Work required:
Print out each record below, unaltered and complete, without its images.

Records excerpted from a collection:

——

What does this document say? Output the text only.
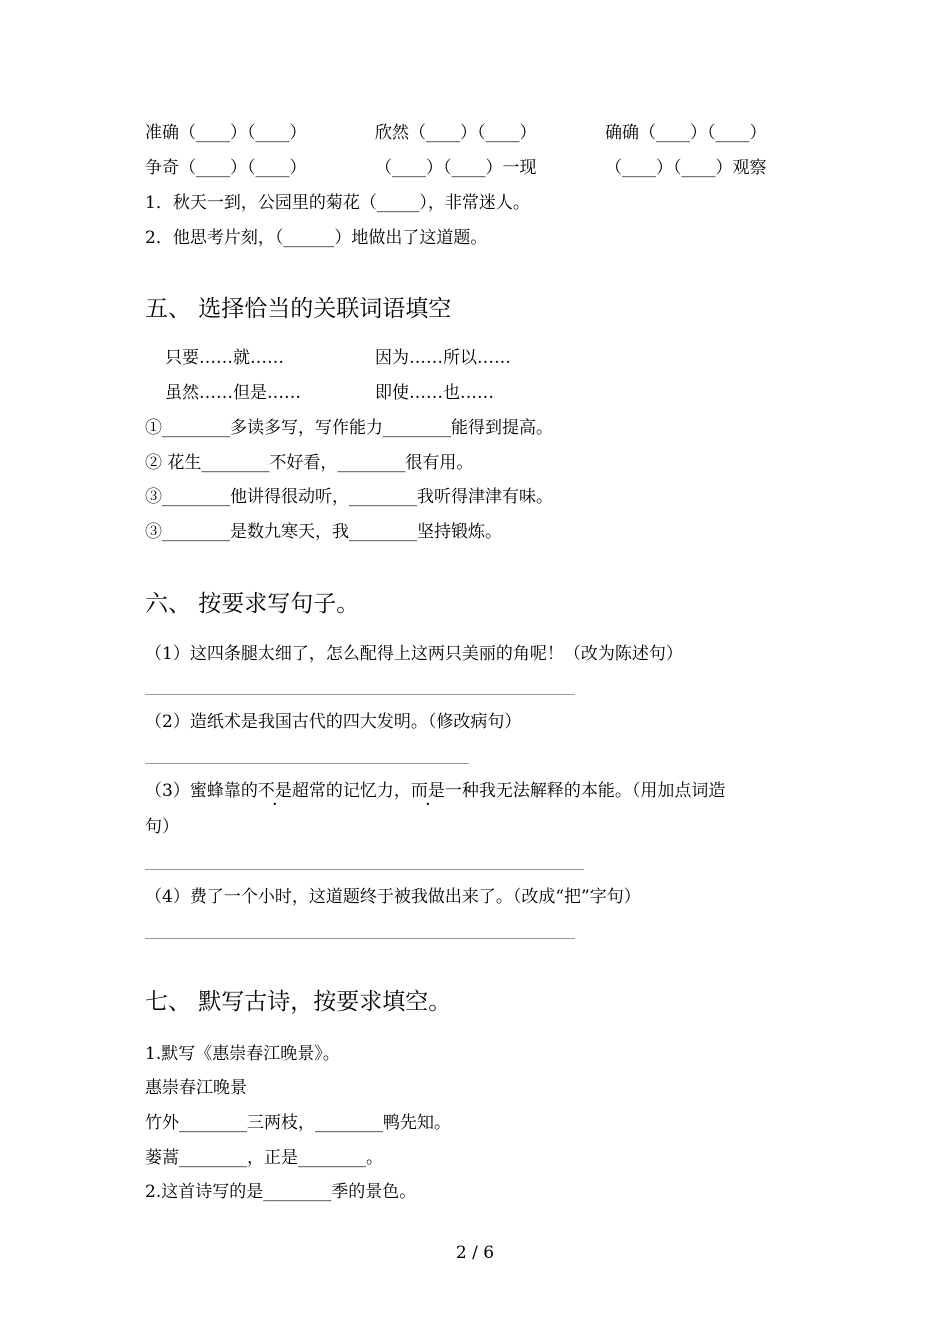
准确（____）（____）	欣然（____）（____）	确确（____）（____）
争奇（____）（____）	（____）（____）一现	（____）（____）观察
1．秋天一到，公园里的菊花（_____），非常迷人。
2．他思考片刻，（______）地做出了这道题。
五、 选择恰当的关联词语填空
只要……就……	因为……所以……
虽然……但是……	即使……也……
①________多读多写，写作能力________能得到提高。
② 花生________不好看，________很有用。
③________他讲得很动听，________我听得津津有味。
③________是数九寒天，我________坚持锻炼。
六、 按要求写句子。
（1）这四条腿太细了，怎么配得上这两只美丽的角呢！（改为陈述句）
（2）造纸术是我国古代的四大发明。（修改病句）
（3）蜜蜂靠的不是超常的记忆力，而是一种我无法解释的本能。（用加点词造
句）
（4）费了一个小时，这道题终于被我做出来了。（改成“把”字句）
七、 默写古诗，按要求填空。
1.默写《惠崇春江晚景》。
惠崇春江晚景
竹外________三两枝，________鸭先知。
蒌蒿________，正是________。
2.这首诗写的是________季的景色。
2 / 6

——

The result:
What does this document say? Output the text only.
准确（____）（____）	欣然（____）（____）	确确（____）（____）
争奇（____）（____）	（____）（____）一现	（____）（____）观察
1．秋天一到，公园里的菊花（_____），非常迷人。
2．他思考片刻，（______）地做出了这道题。
五、 选择恰当的关联词语填空
只要……就……	因为……所以……
虽然……但是……	即使……也……
①________多读多写，写作能力________能得到提高。
② 花生________不好看，________很有用。
③________他讲得很动听，________我听得津津有味。
③________是数九寒天，我________坚持锻炼。
六、 按要求写句子。
（1）这四条腿太细了，怎么配得上这两只美丽的角呢！（改为陈述句）
（2）造纸术是我国古代的四大发明。（修改病句）
（3）蜜蜂靠的不是超常的记忆力，而是一种我无法解释的本能。（用加点词造
句）
（4）费了一个小时，这道题终于被我做出来了。（改成“把”字句）
七、 默写古诗，按要求填空。
1.默写《惠崇春江晚景》。
惠崇春江晚景
竹外________三两枝，________鸭先知。
蒌蒿________，正是________。
2.这首诗写的是________季的景色。
2 / 6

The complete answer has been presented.